**Extracted information:**

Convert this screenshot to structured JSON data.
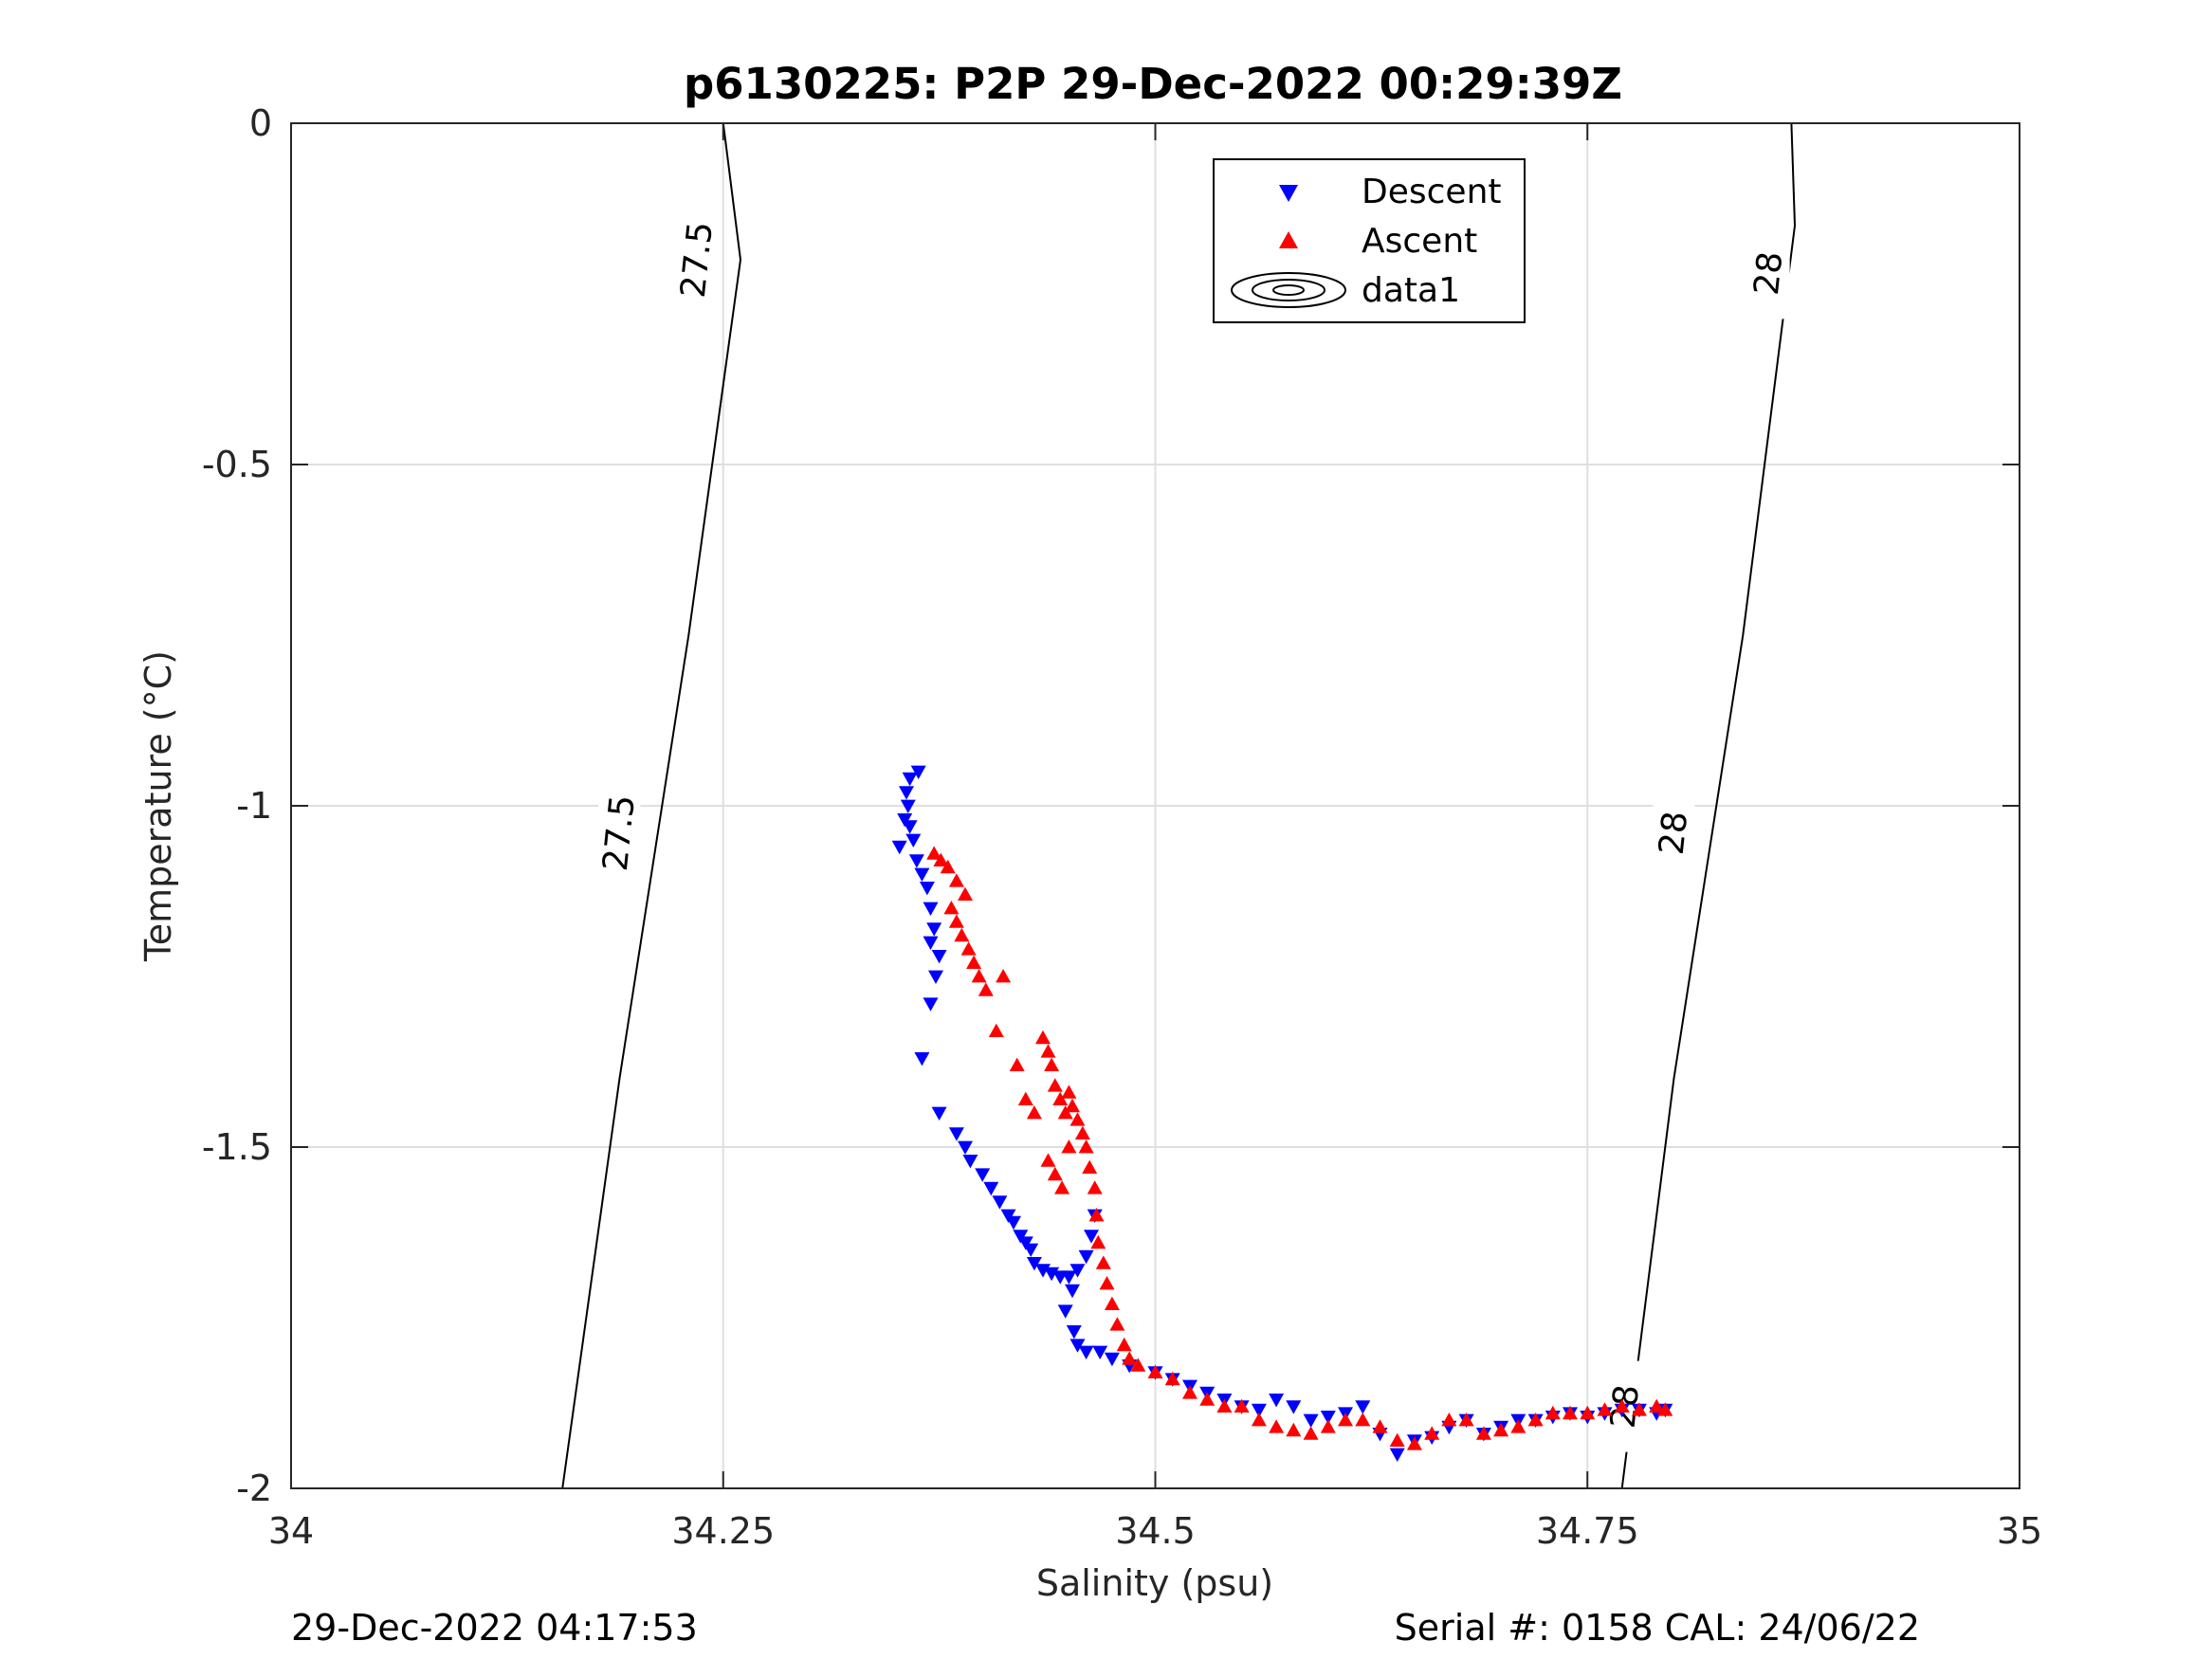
{
  "chart_data": {
    "type": "scatter",
    "title": "p6130225: P2P 29-Dec-2022 00:29:39Z",
    "xlabel": "Salinity (psu)",
    "ylabel": "Temperature (°C)",
    "xlim": [
      34,
      35
    ],
    "ylim": [
      -2,
      0
    ],
    "xticks": [
      34,
      34.25,
      34.5,
      34.75,
      35
    ],
    "xtick_labels": [
      "34",
      "34.25",
      "34.5",
      "34.75",
      "35"
    ],
    "yticks": [
      -2,
      -1.5,
      -1,
      -0.5,
      0
    ],
    "ytick_labels": [
      "-2",
      "-1.5",
      "-1",
      "-0.5",
      "0"
    ],
    "grid": true,
    "legend_position": "top-center",
    "legend": [
      "Descent",
      "Ascent",
      "data1"
    ],
    "series": [
      {
        "name": "Descent",
        "marker": "triangle-down",
        "color": "#0000ff",
        "points": [
          [
            34.363,
            -0.95
          ],
          [
            34.358,
            -0.96
          ],
          [
            34.356,
            -0.98
          ],
          [
            34.357,
            -1.0
          ],
          [
            34.355,
            -1.02
          ],
          [
            34.358,
            -1.03
          ],
          [
            34.36,
            -1.05
          ],
          [
            34.352,
            -1.06
          ],
          [
            34.362,
            -1.08
          ],
          [
            34.365,
            -1.1
          ],
          [
            34.368,
            -1.12
          ],
          [
            34.37,
            -1.15
          ],
          [
            34.372,
            -1.18
          ],
          [
            34.37,
            -1.2
          ],
          [
            34.375,
            -1.22
          ],
          [
            34.373,
            -1.25
          ],
          [
            34.37,
            -1.29
          ],
          [
            34.365,
            -1.37
          ],
          [
            34.375,
            -1.45
          ],
          [
            34.385,
            -1.48
          ],
          [
            34.39,
            -1.5
          ],
          [
            34.393,
            -1.52
          ],
          [
            34.4,
            -1.54
          ],
          [
            34.405,
            -1.56
          ],
          [
            34.41,
            -1.58
          ],
          [
            34.415,
            -1.6
          ],
          [
            34.418,
            -1.61
          ],
          [
            34.422,
            -1.63
          ],
          [
            34.425,
            -1.64
          ],
          [
            34.428,
            -1.65
          ],
          [
            34.43,
            -1.67
          ],
          [
            34.435,
            -1.68
          ],
          [
            34.44,
            -1.685
          ],
          [
            34.445,
            -1.69
          ],
          [
            34.45,
            -1.69
          ],
          [
            34.455,
            -1.68
          ],
          [
            34.46,
            -1.66
          ],
          [
            34.463,
            -1.63
          ],
          [
            34.465,
            -1.6
          ],
          [
            34.452,
            -1.71
          ],
          [
            34.448,
            -1.74
          ],
          [
            34.453,
            -1.77
          ],
          [
            34.455,
            -1.79
          ],
          [
            34.46,
            -1.8
          ],
          [
            34.468,
            -1.8
          ],
          [
            34.475,
            -1.81
          ],
          [
            34.485,
            -1.82
          ],
          [
            34.5,
            -1.83
          ],
          [
            34.51,
            -1.84
          ],
          [
            34.52,
            -1.85
          ],
          [
            34.53,
            -1.86
          ],
          [
            34.54,
            -1.87
          ],
          [
            34.55,
            -1.88
          ],
          [
            34.56,
            -1.885
          ],
          [
            34.57,
            -1.87
          ],
          [
            34.58,
            -1.88
          ],
          [
            34.59,
            -1.9
          ],
          [
            34.6,
            -1.895
          ],
          [
            34.61,
            -1.89
          ],
          [
            34.62,
            -1.88
          ],
          [
            34.63,
            -1.92
          ],
          [
            34.64,
            -1.95
          ],
          [
            34.65,
            -1.93
          ],
          [
            34.66,
            -1.925
          ],
          [
            34.67,
            -1.91
          ],
          [
            34.68,
            -1.9
          ],
          [
            34.69,
            -1.92
          ],
          [
            34.7,
            -1.91
          ],
          [
            34.71,
            -1.9
          ],
          [
            34.72,
            -1.9
          ],
          [
            34.73,
            -1.895
          ],
          [
            34.74,
            -1.89
          ],
          [
            34.75,
            -1.895
          ],
          [
            34.76,
            -1.89
          ],
          [
            34.77,
            -1.885
          ],
          [
            34.78,
            -1.885
          ],
          [
            34.79,
            -1.89
          ],
          [
            34.795,
            -1.885
          ]
        ]
      },
      {
        "name": "Ascent",
        "marker": "triangle-up",
        "color": "#ff0000",
        "points": [
          [
            34.372,
            -1.07
          ],
          [
            34.376,
            -1.08
          ],
          [
            34.38,
            -1.09
          ],
          [
            34.385,
            -1.11
          ],
          [
            34.39,
            -1.13
          ],
          [
            34.382,
            -1.15
          ],
          [
            34.385,
            -1.17
          ],
          [
            34.388,
            -1.19
          ],
          [
            34.392,
            -1.21
          ],
          [
            34.395,
            -1.23
          ],
          [
            34.398,
            -1.25
          ],
          [
            34.412,
            -1.25
          ],
          [
            34.402,
            -1.27
          ],
          [
            34.408,
            -1.33
          ],
          [
            34.42,
            -1.38
          ],
          [
            34.425,
            -1.43
          ],
          [
            34.43,
            -1.45
          ],
          [
            34.435,
            -1.34
          ],
          [
            34.438,
            -1.36
          ],
          [
            34.44,
            -1.38
          ],
          [
            34.442,
            -1.41
          ],
          [
            34.445,
            -1.43
          ],
          [
            34.448,
            -1.45
          ],
          [
            34.45,
            -1.42
          ],
          [
            34.452,
            -1.44
          ],
          [
            34.455,
            -1.46
          ],
          [
            34.458,
            -1.48
          ],
          [
            34.46,
            -1.5
          ],
          [
            34.438,
            -1.52
          ],
          [
            34.442,
            -1.54
          ],
          [
            34.446,
            -1.56
          ],
          [
            34.45,
            -1.5
          ],
          [
            34.462,
            -1.53
          ],
          [
            34.465,
            -1.56
          ],
          [
            34.466,
            -1.6
          ],
          [
            34.467,
            -1.64
          ],
          [
            34.47,
            -1.67
          ],
          [
            34.472,
            -1.7
          ],
          [
            34.475,
            -1.73
          ],
          [
            34.478,
            -1.76
          ],
          [
            34.482,
            -1.79
          ],
          [
            34.485,
            -1.81
          ],
          [
            34.49,
            -1.82
          ],
          [
            34.5,
            -1.83
          ],
          [
            34.51,
            -1.84
          ],
          [
            34.52,
            -1.86
          ],
          [
            34.53,
            -1.87
          ],
          [
            34.54,
            -1.88
          ],
          [
            34.55,
            -1.88
          ],
          [
            34.56,
            -1.9
          ],
          [
            34.57,
            -1.91
          ],
          [
            34.58,
            -1.915
          ],
          [
            34.59,
            -1.92
          ],
          [
            34.6,
            -1.91
          ],
          [
            34.61,
            -1.9
          ],
          [
            34.62,
            -1.9
          ],
          [
            34.63,
            -1.91
          ],
          [
            34.64,
            -1.93
          ],
          [
            34.65,
            -1.935
          ],
          [
            34.66,
            -1.92
          ],
          [
            34.67,
            -1.9
          ],
          [
            34.68,
            -1.9
          ],
          [
            34.69,
            -1.92
          ],
          [
            34.7,
            -1.915
          ],
          [
            34.71,
            -1.91
          ],
          [
            34.72,
            -1.9
          ],
          [
            34.73,
            -1.89
          ],
          [
            34.74,
            -1.89
          ],
          [
            34.75,
            -1.89
          ],
          [
            34.76,
            -1.885
          ],
          [
            34.77,
            -1.88
          ],
          [
            34.78,
            -1.885
          ],
          [
            34.79,
            -1.88
          ],
          [
            34.795,
            -1.885
          ]
        ]
      }
    ],
    "contours": [
      {
        "level": "27.5",
        "points": [
          [
            34.157,
            -2.0
          ],
          [
            34.19,
            -1.4
          ],
          [
            34.23,
            -0.75
          ],
          [
            34.26,
            -0.2
          ],
          [
            34.25,
            0.0
          ]
        ],
        "labels": [
          {
            "text": "27.5",
            "x": 34.235,
            "y": -0.2
          },
          {
            "text": "27.5",
            "x": 34.19,
            "y": -1.04
          }
        ]
      },
      {
        "level": "28",
        "points": [
          [
            34.77,
            -2.0
          ],
          [
            34.8,
            -1.4
          ],
          [
            34.84,
            -0.75
          ],
          [
            34.87,
            -0.15
          ],
          [
            34.868,
            0.0
          ]
        ],
        "labels": [
          {
            "text": "28",
            "x": 34.855,
            "y": -0.22
          },
          {
            "text": "28",
            "x": 34.8,
            "y": -1.04
          },
          {
            "text": "28",
            "x": 34.772,
            "y": -1.88
          }
        ]
      }
    ],
    "footer_left": "29-Dec-2022 04:17:53",
    "footer_right": "Serial #: 0158  CAL: 24/06/22"
  }
}
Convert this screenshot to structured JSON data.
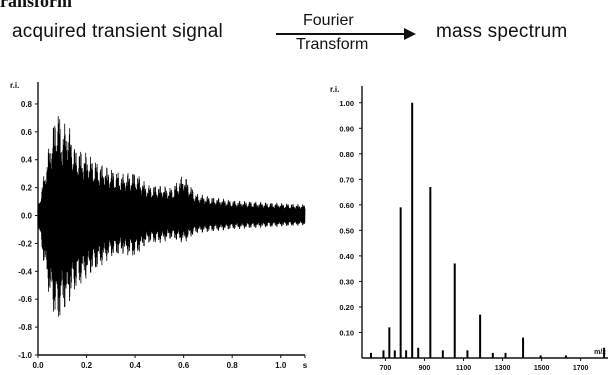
{
  "header": {
    "clipped_title": "ransform",
    "left_caption": "acquired transient signal",
    "arrow_top": "Fourier",
    "arrow_bottom": "Transform",
    "right_caption": "mass spectrum"
  },
  "chart_data": [
    {
      "type": "line",
      "ylabel": "r.i.",
      "xlim": [
        0,
        1.1
      ],
      "ylim": [
        -1.0,
        0.9
      ],
      "x_ticks": [
        0.0,
        0.2,
        0.4,
        0.6,
        0.8,
        1.0
      ],
      "x_tick_labels": [
        "0.0",
        "0.2",
        "0.4",
        "0.6",
        "0.8",
        "1.0",
        "s"
      ],
      "y_ticks": [
        0.8,
        0.6,
        0.4,
        0.2,
        0.0,
        -0.2,
        -0.4,
        -0.6,
        -0.8,
        -1.0
      ],
      "y_tick_labels": [
        "0.8",
        "0.6",
        "0.4",
        "0.2",
        "0.0",
        "-0.2",
        "-0.4",
        "-0.6",
        "-0.8",
        "-1.0"
      ],
      "envelope": {
        "x": [
          0.0,
          0.02,
          0.05,
          0.08,
          0.1,
          0.12,
          0.15,
          0.2,
          0.25,
          0.3,
          0.35,
          0.4,
          0.45,
          0.5,
          0.55,
          0.6,
          0.65,
          0.7,
          0.8,
          0.9,
          1.0,
          1.1
        ],
        "upper": [
          0.06,
          0.25,
          0.55,
          0.8,
          0.62,
          0.7,
          0.5,
          0.45,
          0.38,
          0.34,
          0.3,
          0.32,
          0.22,
          0.22,
          0.2,
          0.3,
          0.16,
          0.14,
          0.11,
          0.1,
          0.09,
          0.08
        ],
        "lower": [
          -0.06,
          -0.3,
          -0.62,
          -0.8,
          -0.7,
          -0.66,
          -0.55,
          -0.45,
          -0.38,
          -0.3,
          -0.28,
          -0.3,
          -0.2,
          -0.2,
          -0.17,
          -0.2,
          -0.13,
          -0.12,
          -0.1,
          -0.09,
          -0.08,
          -0.07
        ]
      }
    },
    {
      "type": "bar",
      "ylabel": "r.i.",
      "xlabel": "m/z",
      "xlim": [
        580,
        1840
      ],
      "ylim": [
        0,
        1.05
      ],
      "x_ticks": [
        700,
        900,
        1100,
        1300,
        1500,
        1700
      ],
      "x_tick_labels": [
        "700",
        "900",
        "1100",
        "1300",
        "1500",
        "1700"
      ],
      "y_ticks": [
        0.1,
        0.2,
        0.3,
        0.4,
        0.5,
        0.6,
        0.7,
        0.8,
        0.9,
        1.0
      ],
      "y_tick_labels": [
        "0.10",
        "0.20",
        "0.30",
        "0.40",
        "0.50",
        "0.60",
        "0.70",
        "0.80",
        "0.90",
        "1.00"
      ],
      "peaks": {
        "x": [
          626,
          690,
          720,
          748,
          778,
          806,
          837,
          868,
          930,
          994,
          1055,
          1120,
          1185,
          1250,
          1315,
          1405,
          1495,
          1625,
          1820
        ],
        "y": [
          0.02,
          0.03,
          0.12,
          0.03,
          0.59,
          0.03,
          1.0,
          0.04,
          0.67,
          0.03,
          0.37,
          0.03,
          0.17,
          0.02,
          0.02,
          0.08,
          0.01,
          0.01,
          0.04
        ]
      }
    }
  ]
}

**Problem details:**
Only a number is wanted: how many lines of the data above contain "triangle"?

**Task answer:**
2